>> BEGIN Information given

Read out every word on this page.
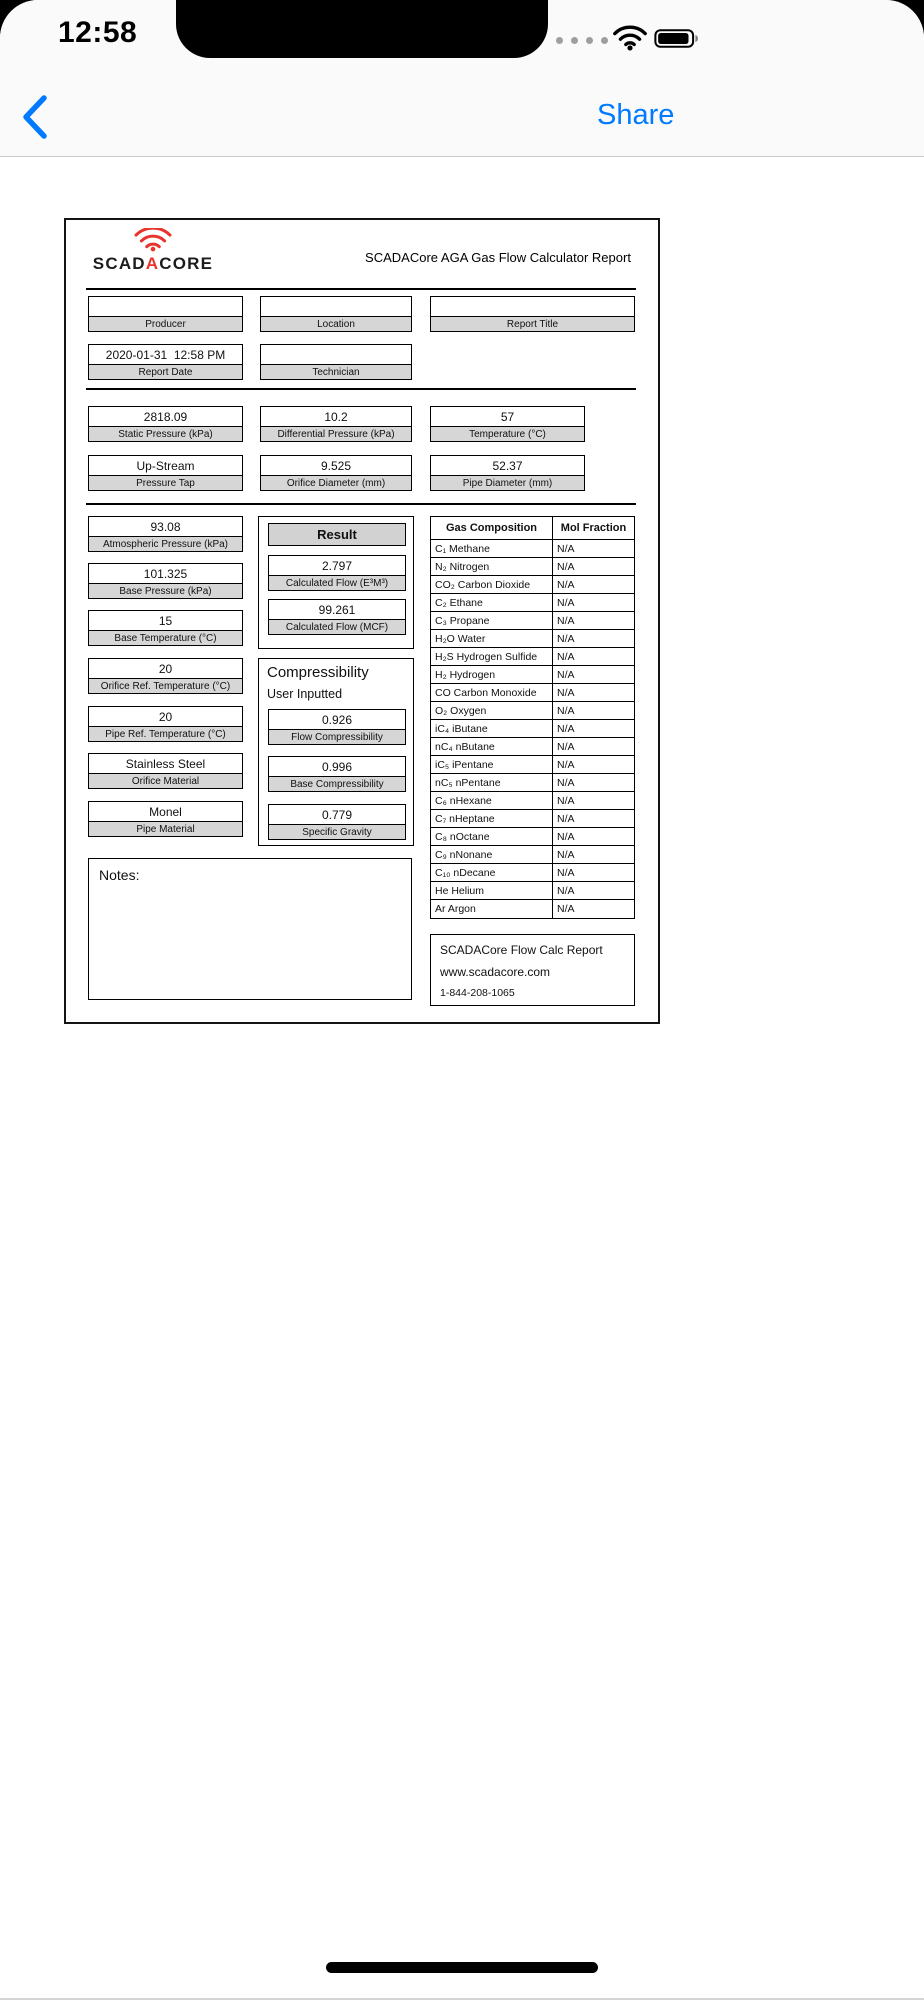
12:58
Share
SCADACORE	SCADACore AGA Gas Flow Calculator Report
Producer	Location	Report Title
2020-01-31  12:58 PM
Report Date	Technician
2818.09
Static Pressure (kPa)
10.2
Differential Pressure (kPa)
57
Temperature (°C)
Up-Stream
Pressure Tap
9.525
Orifice Diameter (mm)
52.37
Pipe Diameter (mm)
93.08
Atmospheric Pressure (kPa)
101.325
Base Pressure (kPa)
15
Base Temperature (°C)
20
Orifice Ref. Temperature (°C)
20
Pipe Ref. Temperature (°C)
Stainless Steel
Orifice Material
Monel
Pipe Material
Result
2.797
Calculated Flow (E³M³)
99.261
Calculated Flow (MCF)
Compressibility
User Inputted
0.926
Flow Compressibility
0.996
Base Compressibility
0.779
Specific Gravity
Gas Composition	Mol Fraction
C₁ Methane	N/A
N₂ Nitrogen	N/A
CO₂ Carbon Dioxide	N/A
C₂ Ethane	N/A
C₃ Propane	N/A
H₂O Water	N/A
H₂S Hydrogen Sulfide	N/A
H₂ Hydrogen	N/A
CO Carbon Monoxide	N/A
O₂ Oxygen	N/A
iC₄ iButane	N/A
nC₄ nButane	N/A
iC₅ iPentane	N/A
nC₅ nPentane	N/A
C₆ nHexane	N/A
C₇ nHeptane	N/A
C₈ nOctane	N/A
C₉ nNonane	N/A
C₁₀ nDecane	N/A
He Helium	N/A
Ar Argon	N/A
Notes:
SCADACore Flow Calc Report
www.scadacore.com
1-844-208-1065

>> END Information given

- [Written exercise]:
Please write out all the data again word for word, but not the pictures.

- [Answer to this exercise]:
Read out every word on this page.
12:58
Share
SCADACORE	SCADACore AGA Gas Flow Calculator Report
Producer	Location	Report Title
2020-01-31  12:58 PM
Report Date	Technician
2818.09
Static Pressure (kPa)
10.2
Differential Pressure (kPa)
57
Temperature (°C)
Up-Stream
Pressure Tap
9.525
Orifice Diameter (mm)
52.37
Pipe Diameter (mm)
93.08
Atmospheric Pressure (kPa)
101.325
Base Pressure (kPa)
15
Base Temperature (°C)
20
Orifice Ref. Temperature (°C)
20
Pipe Ref. Temperature (°C)
Stainless Steel
Orifice Material
Monel
Pipe Material
Result
2.797
Calculated Flow (E³M³)
99.261
Calculated Flow (MCF)
Compressibility
User Inputted
0.926
Flow Compressibility
0.996
Base Compressibility
0.779
Specific Gravity
Gas Composition	Mol Fraction
C₁ Methane	N/A
N₂ Nitrogen	N/A
CO₂ Carbon Dioxide	N/A
C₂ Ethane	N/A
C₃ Propane	N/A
H₂O Water	N/A
H₂S Hydrogen Sulfide	N/A
H₂ Hydrogen	N/A
CO Carbon Monoxide	N/A
O₂ Oxygen	N/A
iC₄ iButane	N/A
nC₄ nButane	N/A
iC₅ iPentane	N/A
nC₅ nPentane	N/A
C₆ nHexane	N/A
C₇ nHeptane	N/A
C₈ nOctane	N/A
C₉ nNonane	N/A
C₁₀ nDecane	N/A
He Helium	N/A
Ar Argon	N/A
Notes:
SCADACore Flow Calc Report
www.scadacore.com
1-844-208-1065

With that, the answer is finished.